◆ **Task inputs**:
------

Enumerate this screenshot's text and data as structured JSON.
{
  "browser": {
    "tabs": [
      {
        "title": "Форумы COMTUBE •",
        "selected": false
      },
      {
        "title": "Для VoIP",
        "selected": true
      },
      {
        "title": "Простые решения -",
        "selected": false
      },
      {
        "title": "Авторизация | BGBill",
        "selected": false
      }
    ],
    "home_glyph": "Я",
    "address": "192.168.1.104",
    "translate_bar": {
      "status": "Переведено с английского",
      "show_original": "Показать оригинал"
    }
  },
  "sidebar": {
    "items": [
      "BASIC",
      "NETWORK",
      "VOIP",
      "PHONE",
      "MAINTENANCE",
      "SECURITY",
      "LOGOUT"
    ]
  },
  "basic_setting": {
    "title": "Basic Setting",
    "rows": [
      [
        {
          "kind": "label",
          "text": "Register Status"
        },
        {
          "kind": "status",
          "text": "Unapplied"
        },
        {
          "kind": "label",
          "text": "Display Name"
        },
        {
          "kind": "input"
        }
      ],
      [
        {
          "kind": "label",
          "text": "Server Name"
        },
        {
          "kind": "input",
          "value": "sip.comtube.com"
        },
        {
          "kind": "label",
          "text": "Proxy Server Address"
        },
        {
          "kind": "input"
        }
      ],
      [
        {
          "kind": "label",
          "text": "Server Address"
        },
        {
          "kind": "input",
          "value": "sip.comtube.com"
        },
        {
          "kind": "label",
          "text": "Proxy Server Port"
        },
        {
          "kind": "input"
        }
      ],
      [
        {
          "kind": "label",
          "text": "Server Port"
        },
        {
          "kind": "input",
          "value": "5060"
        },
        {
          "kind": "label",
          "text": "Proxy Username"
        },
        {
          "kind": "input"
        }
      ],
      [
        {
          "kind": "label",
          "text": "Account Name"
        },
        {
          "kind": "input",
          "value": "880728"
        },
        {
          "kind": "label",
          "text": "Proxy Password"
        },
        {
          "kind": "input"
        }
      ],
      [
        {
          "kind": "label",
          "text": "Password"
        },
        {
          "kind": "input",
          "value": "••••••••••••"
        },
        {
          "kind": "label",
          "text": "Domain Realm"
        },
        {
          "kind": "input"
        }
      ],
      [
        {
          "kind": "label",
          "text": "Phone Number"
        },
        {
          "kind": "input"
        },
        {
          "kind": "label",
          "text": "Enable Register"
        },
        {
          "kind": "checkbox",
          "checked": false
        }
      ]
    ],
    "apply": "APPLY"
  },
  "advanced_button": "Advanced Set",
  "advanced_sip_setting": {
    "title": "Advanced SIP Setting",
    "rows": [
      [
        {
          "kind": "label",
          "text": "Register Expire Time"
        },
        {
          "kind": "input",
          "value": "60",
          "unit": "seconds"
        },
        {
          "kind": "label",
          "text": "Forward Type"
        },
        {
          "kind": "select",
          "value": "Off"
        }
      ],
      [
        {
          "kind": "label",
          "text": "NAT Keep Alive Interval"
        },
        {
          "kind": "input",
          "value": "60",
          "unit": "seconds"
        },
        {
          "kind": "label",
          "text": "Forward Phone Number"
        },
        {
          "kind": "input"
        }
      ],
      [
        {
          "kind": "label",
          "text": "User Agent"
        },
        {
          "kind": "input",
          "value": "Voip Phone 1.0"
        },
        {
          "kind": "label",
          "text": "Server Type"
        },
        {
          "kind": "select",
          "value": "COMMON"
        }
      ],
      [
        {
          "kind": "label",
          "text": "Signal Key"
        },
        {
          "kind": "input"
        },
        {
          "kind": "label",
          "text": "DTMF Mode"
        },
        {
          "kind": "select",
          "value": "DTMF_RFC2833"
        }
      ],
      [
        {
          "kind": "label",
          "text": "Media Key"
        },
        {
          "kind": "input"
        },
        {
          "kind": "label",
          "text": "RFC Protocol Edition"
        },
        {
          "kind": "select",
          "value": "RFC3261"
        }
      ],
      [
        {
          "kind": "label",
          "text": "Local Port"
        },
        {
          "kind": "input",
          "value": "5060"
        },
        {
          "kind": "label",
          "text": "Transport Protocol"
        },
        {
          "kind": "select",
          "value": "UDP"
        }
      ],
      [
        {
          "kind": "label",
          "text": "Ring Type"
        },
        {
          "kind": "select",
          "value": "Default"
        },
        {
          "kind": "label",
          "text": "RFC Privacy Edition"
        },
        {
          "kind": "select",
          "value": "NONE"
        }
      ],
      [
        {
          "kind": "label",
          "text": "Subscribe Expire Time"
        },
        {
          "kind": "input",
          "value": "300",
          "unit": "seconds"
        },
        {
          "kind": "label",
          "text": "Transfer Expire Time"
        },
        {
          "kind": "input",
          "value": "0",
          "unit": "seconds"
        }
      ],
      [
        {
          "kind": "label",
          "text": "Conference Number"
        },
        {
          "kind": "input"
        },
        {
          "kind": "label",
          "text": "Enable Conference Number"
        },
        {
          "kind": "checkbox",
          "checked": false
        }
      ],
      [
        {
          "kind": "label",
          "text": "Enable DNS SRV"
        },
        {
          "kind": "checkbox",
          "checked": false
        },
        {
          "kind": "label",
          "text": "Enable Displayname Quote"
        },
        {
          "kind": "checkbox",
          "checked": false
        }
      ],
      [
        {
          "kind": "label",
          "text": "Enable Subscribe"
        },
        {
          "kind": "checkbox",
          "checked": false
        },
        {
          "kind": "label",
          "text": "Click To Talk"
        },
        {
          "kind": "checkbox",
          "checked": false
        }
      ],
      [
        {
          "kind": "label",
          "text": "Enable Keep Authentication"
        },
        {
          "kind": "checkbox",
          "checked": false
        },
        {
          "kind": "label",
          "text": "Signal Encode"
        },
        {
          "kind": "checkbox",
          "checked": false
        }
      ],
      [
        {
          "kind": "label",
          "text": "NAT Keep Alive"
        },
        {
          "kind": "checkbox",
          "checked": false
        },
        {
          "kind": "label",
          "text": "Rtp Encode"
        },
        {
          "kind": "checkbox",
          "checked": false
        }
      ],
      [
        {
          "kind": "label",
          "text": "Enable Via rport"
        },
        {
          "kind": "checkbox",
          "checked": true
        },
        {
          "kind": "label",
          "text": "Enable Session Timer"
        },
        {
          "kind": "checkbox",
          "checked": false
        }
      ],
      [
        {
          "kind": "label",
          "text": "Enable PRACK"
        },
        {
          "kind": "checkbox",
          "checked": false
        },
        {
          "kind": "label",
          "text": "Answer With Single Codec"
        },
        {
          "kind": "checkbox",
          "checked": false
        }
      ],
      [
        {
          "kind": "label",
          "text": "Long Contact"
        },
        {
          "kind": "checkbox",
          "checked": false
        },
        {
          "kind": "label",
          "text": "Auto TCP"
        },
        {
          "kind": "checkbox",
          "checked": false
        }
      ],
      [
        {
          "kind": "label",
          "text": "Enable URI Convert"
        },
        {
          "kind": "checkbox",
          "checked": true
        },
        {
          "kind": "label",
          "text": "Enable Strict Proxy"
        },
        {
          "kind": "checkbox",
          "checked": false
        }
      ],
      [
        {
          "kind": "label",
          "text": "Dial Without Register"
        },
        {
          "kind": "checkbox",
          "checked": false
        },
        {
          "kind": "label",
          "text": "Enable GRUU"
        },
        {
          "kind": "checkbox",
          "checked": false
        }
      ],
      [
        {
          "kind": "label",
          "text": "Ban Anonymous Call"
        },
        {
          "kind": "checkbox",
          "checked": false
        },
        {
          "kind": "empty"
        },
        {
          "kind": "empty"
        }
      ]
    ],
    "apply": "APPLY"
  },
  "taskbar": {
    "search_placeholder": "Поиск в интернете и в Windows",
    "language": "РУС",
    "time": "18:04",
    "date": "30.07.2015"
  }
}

------

◆ **What the exercise asks**:
Report the number of lines in the entries above that include the word "Type" and add nothing to it.

◆ **Result of this exercise**:
3